### Exercise instructions
Lay out every line of the listing below as a numbered list, leaving out any blank lines.

### Dataset

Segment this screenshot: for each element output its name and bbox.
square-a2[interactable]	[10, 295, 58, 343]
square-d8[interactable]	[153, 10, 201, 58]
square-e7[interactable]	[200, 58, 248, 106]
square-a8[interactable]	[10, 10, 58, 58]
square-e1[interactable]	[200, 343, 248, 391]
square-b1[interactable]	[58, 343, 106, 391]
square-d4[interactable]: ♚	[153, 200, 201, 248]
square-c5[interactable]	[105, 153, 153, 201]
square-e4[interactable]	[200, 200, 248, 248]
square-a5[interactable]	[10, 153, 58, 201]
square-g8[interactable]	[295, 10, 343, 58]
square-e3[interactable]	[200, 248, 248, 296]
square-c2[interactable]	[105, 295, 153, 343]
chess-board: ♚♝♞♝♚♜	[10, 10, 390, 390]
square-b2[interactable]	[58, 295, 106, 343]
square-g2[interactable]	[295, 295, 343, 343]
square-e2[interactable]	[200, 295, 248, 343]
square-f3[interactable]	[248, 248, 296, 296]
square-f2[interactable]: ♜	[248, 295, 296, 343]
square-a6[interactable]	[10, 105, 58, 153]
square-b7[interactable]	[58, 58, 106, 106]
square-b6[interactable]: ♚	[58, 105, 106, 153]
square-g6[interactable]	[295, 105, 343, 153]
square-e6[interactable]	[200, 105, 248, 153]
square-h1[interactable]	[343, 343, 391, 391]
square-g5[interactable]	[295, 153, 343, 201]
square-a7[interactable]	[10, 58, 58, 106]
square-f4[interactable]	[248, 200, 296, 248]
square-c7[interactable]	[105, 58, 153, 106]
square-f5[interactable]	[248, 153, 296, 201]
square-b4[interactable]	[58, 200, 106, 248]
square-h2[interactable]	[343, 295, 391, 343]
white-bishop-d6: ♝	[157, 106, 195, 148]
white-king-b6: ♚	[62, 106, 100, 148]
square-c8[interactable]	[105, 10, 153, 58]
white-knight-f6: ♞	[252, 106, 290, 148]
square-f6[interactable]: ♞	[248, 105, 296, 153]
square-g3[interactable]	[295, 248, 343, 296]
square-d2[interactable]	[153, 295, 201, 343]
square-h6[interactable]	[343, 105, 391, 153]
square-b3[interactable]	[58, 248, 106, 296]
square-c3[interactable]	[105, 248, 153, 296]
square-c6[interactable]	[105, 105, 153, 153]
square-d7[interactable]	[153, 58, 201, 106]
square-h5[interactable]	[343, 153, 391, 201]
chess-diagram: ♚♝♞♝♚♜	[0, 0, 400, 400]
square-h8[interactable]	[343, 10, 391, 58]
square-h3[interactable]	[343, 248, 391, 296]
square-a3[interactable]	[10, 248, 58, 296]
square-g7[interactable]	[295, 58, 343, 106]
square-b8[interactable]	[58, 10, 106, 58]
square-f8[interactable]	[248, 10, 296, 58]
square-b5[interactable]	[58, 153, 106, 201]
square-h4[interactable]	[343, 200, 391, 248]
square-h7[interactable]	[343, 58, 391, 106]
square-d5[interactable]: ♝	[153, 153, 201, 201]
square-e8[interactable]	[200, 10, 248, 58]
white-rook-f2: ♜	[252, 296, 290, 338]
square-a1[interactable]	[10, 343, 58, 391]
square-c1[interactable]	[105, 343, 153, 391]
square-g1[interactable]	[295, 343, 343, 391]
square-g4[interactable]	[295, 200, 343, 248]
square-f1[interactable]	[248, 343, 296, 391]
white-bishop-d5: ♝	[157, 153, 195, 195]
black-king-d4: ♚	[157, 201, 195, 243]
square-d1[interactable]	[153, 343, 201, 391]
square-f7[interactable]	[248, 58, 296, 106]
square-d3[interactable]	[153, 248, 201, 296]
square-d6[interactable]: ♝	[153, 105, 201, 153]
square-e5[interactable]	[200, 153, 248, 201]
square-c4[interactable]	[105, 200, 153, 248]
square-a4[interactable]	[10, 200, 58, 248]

### Reply to the task
1. Segment this screenshot: for each element output its name and bbox.
2. square-a2[interactable]	[10, 295, 58, 343]
3. square-d8[interactable]	[153, 10, 201, 58]
4. square-e7[interactable]	[200, 58, 248, 106]
5. square-a8[interactable]	[10, 10, 58, 58]
6. square-e1[interactable]	[200, 343, 248, 391]
7. square-b1[interactable]	[58, 343, 106, 391]
8. square-d4[interactable]: ♚	[153, 200, 201, 248]
9. square-c5[interactable]	[105, 153, 153, 201]
10. square-e4[interactable]	[200, 200, 248, 248]
11. square-a5[interactable]	[10, 153, 58, 201]
12. square-g8[interactable]	[295, 10, 343, 58]
13. square-e3[interactable]	[200, 248, 248, 296]
14. square-c2[interactable]	[105, 295, 153, 343]
15. chess-board: ♚♝♞♝♚♜	[10, 10, 390, 390]
16. square-b2[interactable]	[58, 295, 106, 343]
17. square-g2[interactable]	[295, 295, 343, 343]
18. square-e2[interactable]	[200, 295, 248, 343]
19. square-f3[interactable]	[248, 248, 296, 296]
20. square-f2[interactable]: ♜	[248, 295, 296, 343]
21. square-a6[interactable]	[10, 105, 58, 153]
22. square-b7[interactable]	[58, 58, 106, 106]
23. square-b6[interactable]: ♚	[58, 105, 106, 153]
24. square-g6[interactable]	[295, 105, 343, 153]
25. square-e6[interactable]	[200, 105, 248, 153]
26. square-h1[interactable]	[343, 343, 391, 391]
27. square-g5[interactable]	[295, 153, 343, 201]
28. square-a7[interactable]	[10, 58, 58, 106]
29. square-f4[interactable]	[248, 200, 296, 248]
30. square-c7[interactable]	[105, 58, 153, 106]
31. square-f5[interactable]	[248, 153, 296, 201]
32. square-b4[interactable]	[58, 200, 106, 248]
33. square-h2[interactable]	[343, 295, 391, 343]
34. white-bishop-d6: ♝	[157, 106, 195, 148]
35. white-king-b6: ♚	[62, 106, 100, 148]
36. square-c8[interactable]	[105, 10, 153, 58]
37. white-knight-f6: ♞	[252, 106, 290, 148]
38. square-f6[interactable]: ♞	[248, 105, 296, 153]
39. square-g3[interactable]	[295, 248, 343, 296]
40. square-d2[interactable]	[153, 295, 201, 343]
41. square-h6[interactable]	[343, 105, 391, 153]
42. square-b3[interactable]	[58, 248, 106, 296]
43. square-c3[interactable]	[105, 248, 153, 296]
44. square-c6[interactable]	[105, 105, 153, 153]
45. square-d7[interactable]	[153, 58, 201, 106]
46. square-h5[interactable]	[343, 153, 391, 201]
47. chess-diagram: ♚♝♞♝♚♜	[0, 0, 400, 400]
48. square-h8[interactable]	[343, 10, 391, 58]
49. square-h3[interactable]	[343, 248, 391, 296]
50. square-a3[interactable]	[10, 248, 58, 296]
51. square-g7[interactable]	[295, 58, 343, 106]
52. square-b8[interactable]	[58, 10, 106, 58]
53. square-f8[interactable]	[248, 10, 296, 58]
54. square-b5[interactable]	[58, 153, 106, 201]
55. square-h4[interactable]	[343, 200, 391, 248]
56. square-h7[interactable]	[343, 58, 391, 106]
57. square-d5[interactable]: ♝	[153, 153, 201, 201]
58. square-e8[interactable]	[200, 10, 248, 58]
59. white-rook-f2: ♜	[252, 296, 290, 338]
60. square-a1[interactable]	[10, 343, 58, 391]
61. square-c1[interactable]	[105, 343, 153, 391]
62. square-g1[interactable]	[295, 343, 343, 391]
63. square-g4[interactable]	[295, 200, 343, 248]
64. square-f1[interactable]	[248, 343, 296, 391]
65. white-bishop-d5: ♝	[157, 153, 195, 195]
66. black-king-d4: ♚	[157, 201, 195, 243]
67. square-d1[interactable]	[153, 343, 201, 391]
68. square-f7[interactable]	[248, 58, 296, 106]
69. square-d3[interactable]	[153, 248, 201, 296]
70. square-d6[interactable]: ♝	[153, 105, 201, 153]
71. square-e5[interactable]	[200, 153, 248, 201]
72. square-c4[interactable]	[105, 200, 153, 248]
73. square-a4[interactable]	[10, 200, 58, 248]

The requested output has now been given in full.